**Aim of the exercise**
Write out every entry exactly as it appears.

_ _ _

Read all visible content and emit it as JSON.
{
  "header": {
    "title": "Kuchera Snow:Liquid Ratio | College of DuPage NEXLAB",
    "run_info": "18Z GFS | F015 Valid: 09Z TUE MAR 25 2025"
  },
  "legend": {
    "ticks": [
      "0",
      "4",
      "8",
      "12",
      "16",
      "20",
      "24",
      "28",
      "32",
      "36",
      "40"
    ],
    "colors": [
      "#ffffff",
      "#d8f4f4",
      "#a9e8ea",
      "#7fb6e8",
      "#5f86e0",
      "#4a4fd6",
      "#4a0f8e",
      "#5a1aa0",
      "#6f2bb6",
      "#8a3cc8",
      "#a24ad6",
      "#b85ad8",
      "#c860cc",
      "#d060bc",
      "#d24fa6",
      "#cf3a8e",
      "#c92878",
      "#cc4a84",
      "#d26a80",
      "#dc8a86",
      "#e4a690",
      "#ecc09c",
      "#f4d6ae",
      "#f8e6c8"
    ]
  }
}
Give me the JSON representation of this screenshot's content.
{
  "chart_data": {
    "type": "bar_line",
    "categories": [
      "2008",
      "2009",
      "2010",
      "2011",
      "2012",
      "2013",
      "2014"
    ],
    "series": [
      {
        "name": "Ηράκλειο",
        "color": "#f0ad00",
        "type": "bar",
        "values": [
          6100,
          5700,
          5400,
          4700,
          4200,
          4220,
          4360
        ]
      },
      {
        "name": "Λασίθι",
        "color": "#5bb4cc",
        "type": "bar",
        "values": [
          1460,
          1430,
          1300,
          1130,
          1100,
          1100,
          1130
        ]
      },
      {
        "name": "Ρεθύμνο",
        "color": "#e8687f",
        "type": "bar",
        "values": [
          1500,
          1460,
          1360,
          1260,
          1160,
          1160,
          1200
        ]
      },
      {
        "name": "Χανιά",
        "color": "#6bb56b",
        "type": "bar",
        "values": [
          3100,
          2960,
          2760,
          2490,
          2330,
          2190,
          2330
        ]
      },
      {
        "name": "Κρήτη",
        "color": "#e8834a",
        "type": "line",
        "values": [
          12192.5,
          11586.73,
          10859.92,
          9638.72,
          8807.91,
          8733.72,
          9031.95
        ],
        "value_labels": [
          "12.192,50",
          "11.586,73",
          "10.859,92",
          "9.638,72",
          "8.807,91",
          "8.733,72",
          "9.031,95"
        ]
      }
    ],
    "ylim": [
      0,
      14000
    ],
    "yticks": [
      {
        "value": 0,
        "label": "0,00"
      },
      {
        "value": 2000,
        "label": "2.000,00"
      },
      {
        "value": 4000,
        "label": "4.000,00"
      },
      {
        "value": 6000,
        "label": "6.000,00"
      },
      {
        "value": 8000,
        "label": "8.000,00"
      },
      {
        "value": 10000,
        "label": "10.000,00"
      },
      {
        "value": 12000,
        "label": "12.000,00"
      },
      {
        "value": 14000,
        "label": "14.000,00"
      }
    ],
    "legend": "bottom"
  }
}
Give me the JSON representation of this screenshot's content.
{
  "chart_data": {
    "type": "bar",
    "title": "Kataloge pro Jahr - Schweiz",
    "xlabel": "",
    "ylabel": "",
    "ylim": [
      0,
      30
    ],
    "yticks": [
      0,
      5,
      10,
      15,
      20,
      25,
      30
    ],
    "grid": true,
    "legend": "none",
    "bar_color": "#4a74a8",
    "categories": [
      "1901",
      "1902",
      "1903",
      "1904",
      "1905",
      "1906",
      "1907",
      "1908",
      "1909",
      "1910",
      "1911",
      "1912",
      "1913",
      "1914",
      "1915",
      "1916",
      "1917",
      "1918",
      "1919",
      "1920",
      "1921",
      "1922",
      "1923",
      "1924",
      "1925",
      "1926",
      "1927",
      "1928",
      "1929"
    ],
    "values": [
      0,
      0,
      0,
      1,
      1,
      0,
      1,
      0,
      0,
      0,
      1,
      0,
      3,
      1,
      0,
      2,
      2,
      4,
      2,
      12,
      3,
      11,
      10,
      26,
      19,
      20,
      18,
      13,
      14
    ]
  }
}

_ _ _

**Result of the exercise**
Read all visible content and emit it as JSON.
{
  "header": {
    "title": "Kuchera Snow:Liquid Ratio | College of DuPage NEXLAB",
    "run_info": "18Z GFS | F015 Valid: 09Z TUE MAR 25 2025"
  },
  "legend": {
    "ticks": [
      "0",
      "4",
      "8",
      "12",
      "16",
      "20",
      "24",
      "28",
      "32",
      "36",
      "40"
    ],
    "colors": [
      "#ffffff",
      "#d8f4f4",
      "#a9e8ea",
      "#7fb6e8",
      "#5f86e0",
      "#4a4fd6",
      "#4a0f8e",
      "#5a1aa0",
      "#6f2bb6",
      "#8a3cc8",
      "#a24ad6",
      "#b85ad8",
      "#c860cc",
      "#d060bc",
      "#d24fa6",
      "#cf3a8e",
      "#c92878",
      "#cc4a84",
      "#d26a80",
      "#dc8a86",
      "#e4a690",
      "#ecc09c",
      "#f4d6ae",
      "#f8e6c8"
    ]
  }
}
Give me the JSON representation of this screenshot's content.
{
  "chart_data": {
    "type": "bar_line",
    "categories": [
      "2008",
      "2009",
      "2010",
      "2011",
      "2012",
      "2013",
      "2014"
    ],
    "series": [
      {
        "name": "Ηράκλειο",
        "color": "#f0ad00",
        "type": "bar",
        "values": [
          6100,
          5700,
          5400,
          4700,
          4200,
          4220,
          4360
        ]
      },
      {
        "name": "Λασίθι",
        "color": "#5bb4cc",
        "type": "bar",
        "values": [
          1460,
          1430,
          1300,
          1130,
          1100,
          1100,
          1130
        ]
      },
      {
        "name": "Ρεθύμνο",
        "color": "#e8687f",
        "type": "bar",
        "values": [
          1500,
          1460,
          1360,
          1260,
          1160,
          1160,
          1200
        ]
      },
      {
        "name": "Χανιά",
        "color": "#6bb56b",
        "type": "bar",
        "values": [
          3100,
          2960,
          2760,
          2490,
          2330,
          2190,
          2330
        ]
      },
      {
        "name": "Κρήτη",
        "color": "#e8834a",
        "type": "line",
        "values": [
          12192.5,
          11586.73,
          10859.92,
          9638.72,
          8807.91,
          8733.72,
          9031.95
        ],
        "value_labels": [
          "12.192,50",
          "11.586,73",
          "10.859,92",
          "9.638,72",
          "8.807,91",
          "8.733,72",
          "9.031,95"
        ]
      }
    ],
    "ylim": [
      0,
      14000
    ],
    "yticks": [
      {
        "value": 0,
        "label": "0,00"
      },
      {
        "value": 2000,
        "label": "2.000,00"
      },
      {
        "value": 4000,
        "label": "4.000,00"
      },
      {
        "value": 6000,
        "label": "6.000,00"
      },
      {
        "value": 8000,
        "label": "8.000,00"
      },
      {
        "value": 10000,
        "label": "10.000,00"
      },
      {
        "value": 12000,
        "label": "12.000,00"
      },
      {
        "value": 14000,
        "label": "14.000,00"
      }
    ],
    "legend": "bottom"
  }
}
Give me the JSON representation of this screenshot's content.
{
  "chart_data": {
    "type": "bar",
    "title": "Kataloge pro Jahr - Schweiz",
    "xlabel": "",
    "ylabel": "",
    "ylim": [
      0,
      30
    ],
    "yticks": [
      0,
      5,
      10,
      15,
      20,
      25,
      30
    ],
    "grid": true,
    "legend": "none",
    "bar_color": "#4a74a8",
    "categories": [
      "1901",
      "1902",
      "1903",
      "1904",
      "1905",
      "1906",
      "1907",
      "1908",
      "1909",
      "1910",
      "1911",
      "1912",
      "1913",
      "1914",
      "1915",
      "1916",
      "1917",
      "1918",
      "1919",
      "1920",
      "1921",
      "1922",
      "1923",
      "1924",
      "1925",
      "1926",
      "1927",
      "1928",
      "1929"
    ],
    "values": [
      0,
      0,
      0,
      1,
      1,
      0,
      1,
      0,
      0,
      0,
      1,
      0,
      3,
      1,
      0,
      2,
      2,
      4,
      2,
      12,
      3,
      11,
      10,
      26,
      19,
      20,
      18,
      13,
      14
    ]
  }
}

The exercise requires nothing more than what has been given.